From the entries that follow, gather each line holding the word "treated".

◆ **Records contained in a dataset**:
= = = = =

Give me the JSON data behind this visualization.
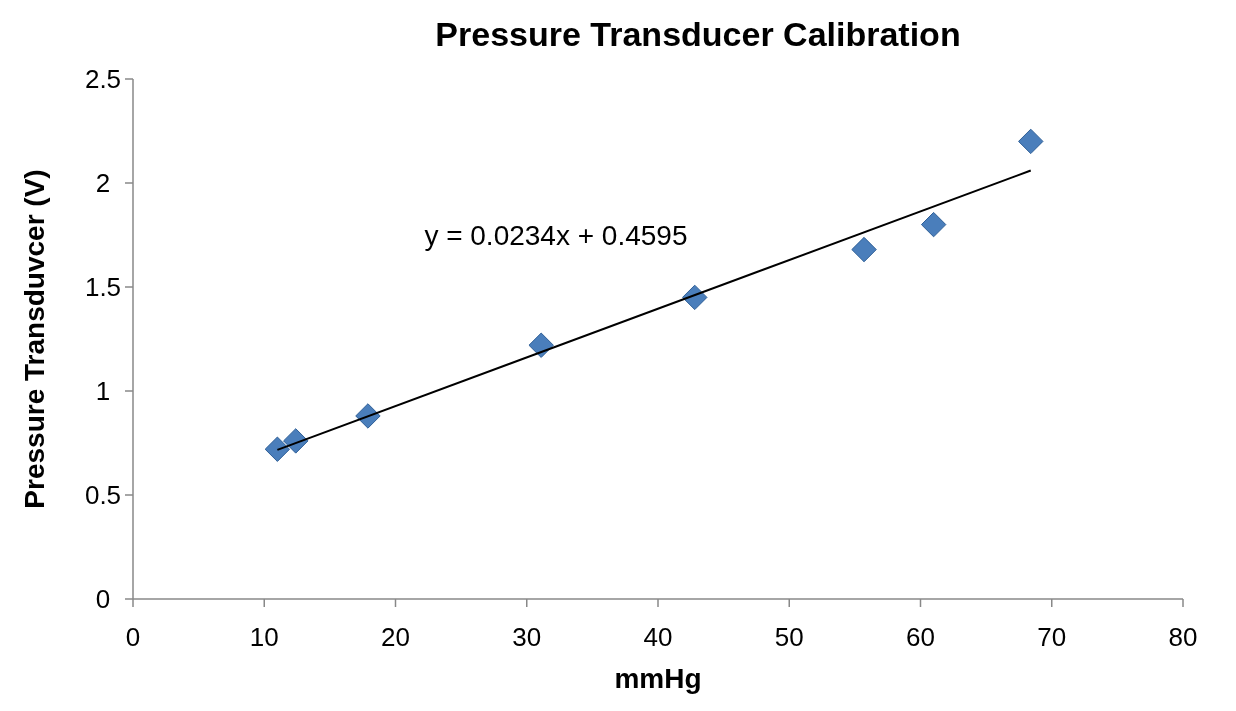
{
  "chart_data": {
    "type": "scatter",
    "title": "Pressure Transducer Calibration",
    "xlabel": "mmHg",
    "ylabel": "Pressure Transduvcer (V)",
    "annotations": [
      "y = 0.0234x + 0.4595"
    ],
    "xlim": [
      0,
      80
    ],
    "xticks": [
      0,
      10,
      20,
      30,
      40,
      50,
      60,
      70,
      80
    ],
    "ylim": [
      0,
      2.5
    ],
    "yticks": [
      0,
      0.5,
      1,
      1.5,
      2,
      2.5
    ],
    "grid": false,
    "series": [
      {
        "type": "scatter",
        "marker": "diamond",
        "color": "#4a7ebb",
        "x": [
          11,
          12.4,
          17.9,
          31.1,
          42.8,
          55.7,
          61,
          68.4
        ],
        "values": [
          0.72,
          0.76,
          0.88,
          1.22,
          1.45,
          1.68,
          1.8,
          2.2
        ]
      },
      {
        "type": "line",
        "color": "#000000",
        "line_style": "solid",
        "x": [
          11,
          68.4
        ],
        "values": [
          0.717,
          2.06
        ]
      }
    ]
  }
}
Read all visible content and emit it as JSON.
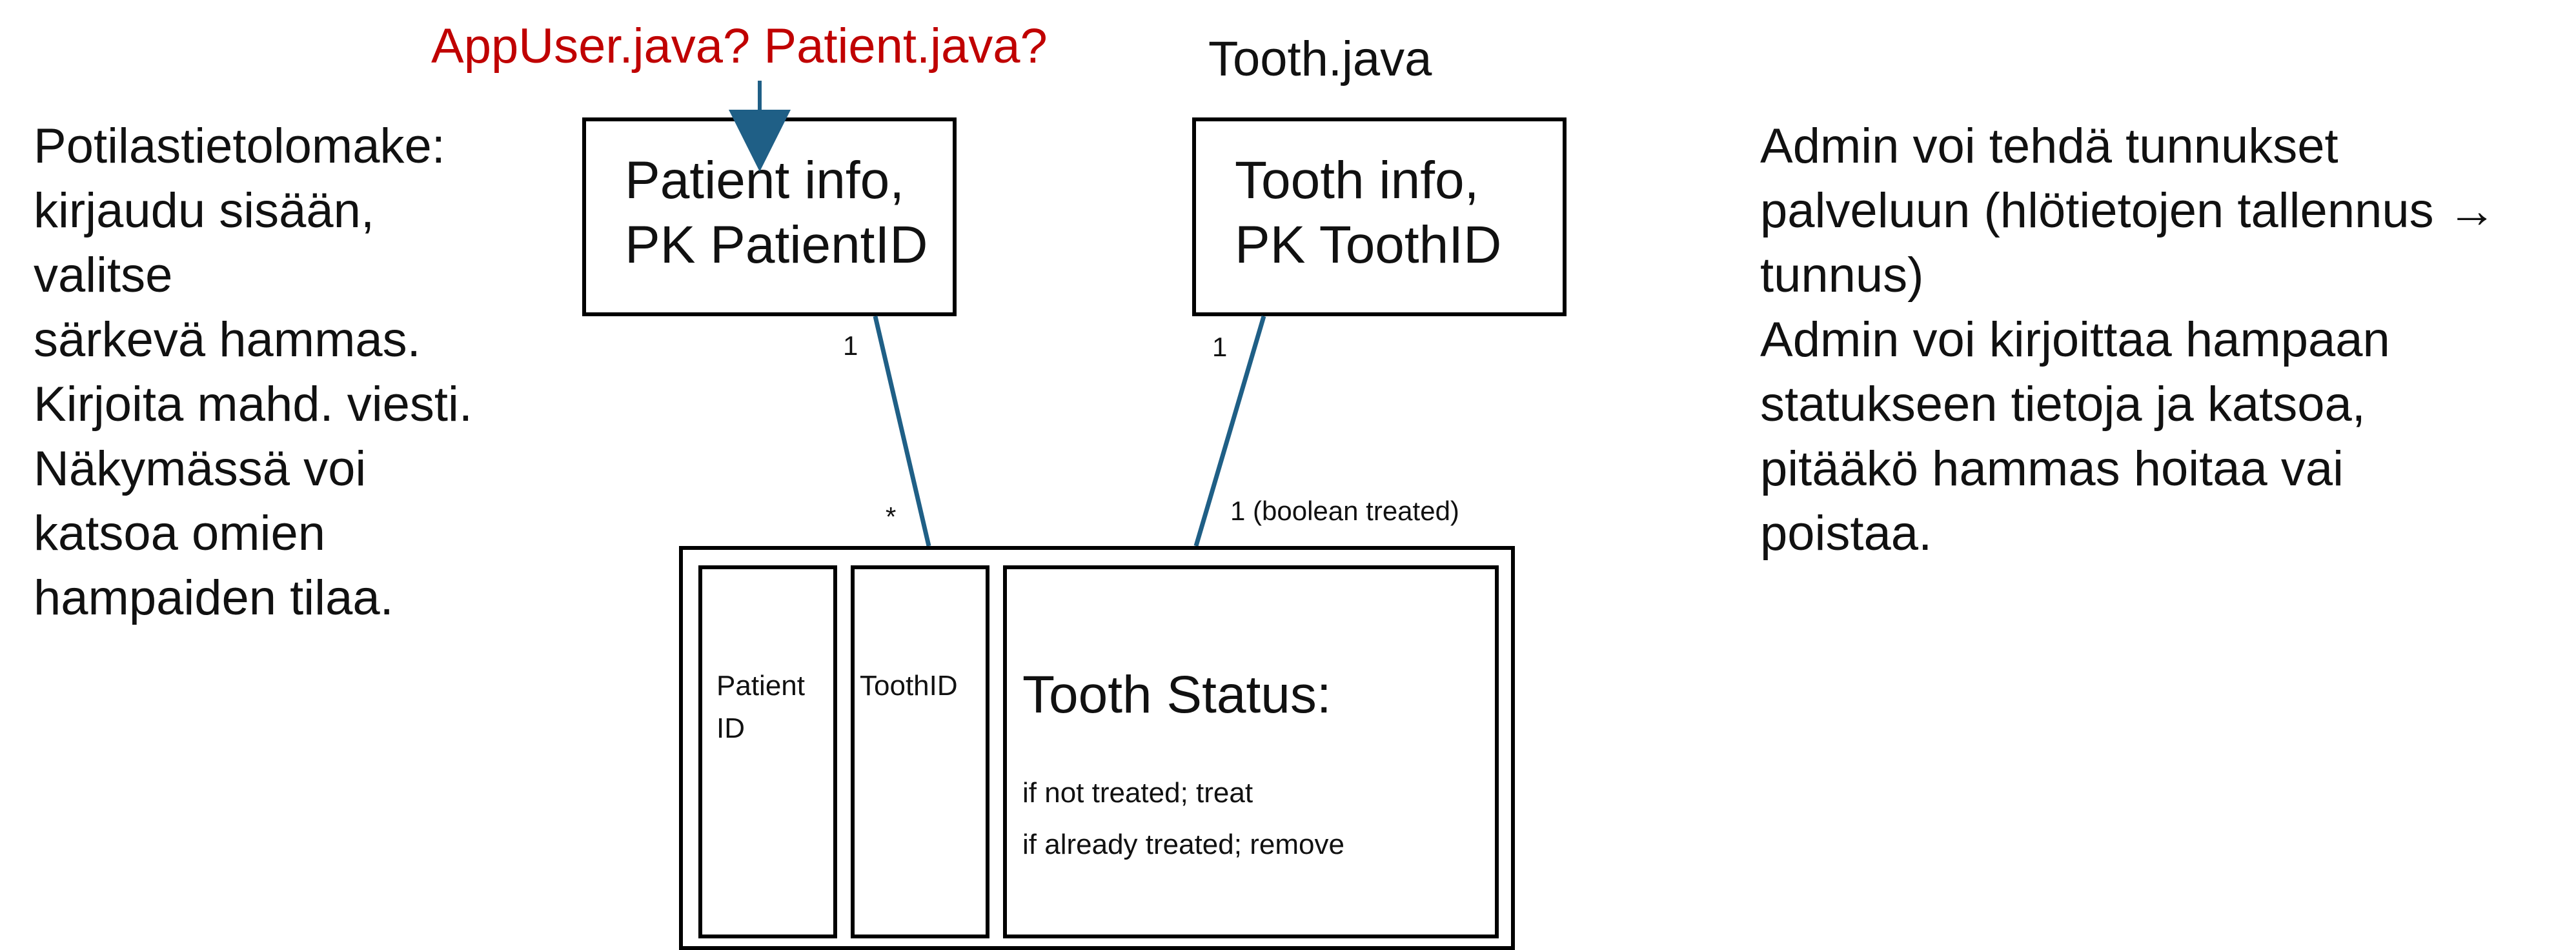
{
  "left_note_lines": [
    "Potilastietolomake:",
    "kirjaudu sisään,",
    "valitse",
    "särkevä hammas.",
    "Kirjoita mahd. viesti.",
    "Näkymässä voi",
    "katsoa omien",
    "hampaiden tilaa."
  ],
  "right_note_lines": [
    "Admin voi tehdä tunnukset",
    "palveluun (hlötietojen tallennus →",
    "tunnus)",
    "Admin voi kirjoittaa hampaan",
    "statukseen tietoja ja katsoa,",
    "pitääkö hammas hoitaa vai",
    "poistaa."
  ],
  "patient_box": {
    "line1": "Patient info,",
    "line2": "PK PatientID"
  },
  "tooth_box": {
    "line1": "Tooth info,",
    "line2": "PK ToothID"
  },
  "labels": {
    "red_question": "AppUser.java? Patient.java?",
    "tooth_java": "Tooth.java",
    "mult_patient_top": "1",
    "mult_patient_bottom": "*",
    "mult_tooth_top": "1",
    "mult_tooth_bottom": "1 (boolean treated)"
  },
  "status_table": {
    "col_patient_line1": "Patient",
    "col_patient_line2": "ID",
    "col_tooth": "ToothID",
    "status_title": "Tooth Status:",
    "status_line1": "if not treated; treat",
    "status_line2": "if already treated; remove"
  },
  "colors": {
    "red": "#c00000",
    "connector": "#1f5f86",
    "box_border": "#000000"
  }
}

= = = = =

◆ **IN RESPONSE**:
    "mult_tooth_bottom": "1 (boolean treated)"
    "status_line1": "if not treated; treat",
    "status_line2": "if already treated; remove"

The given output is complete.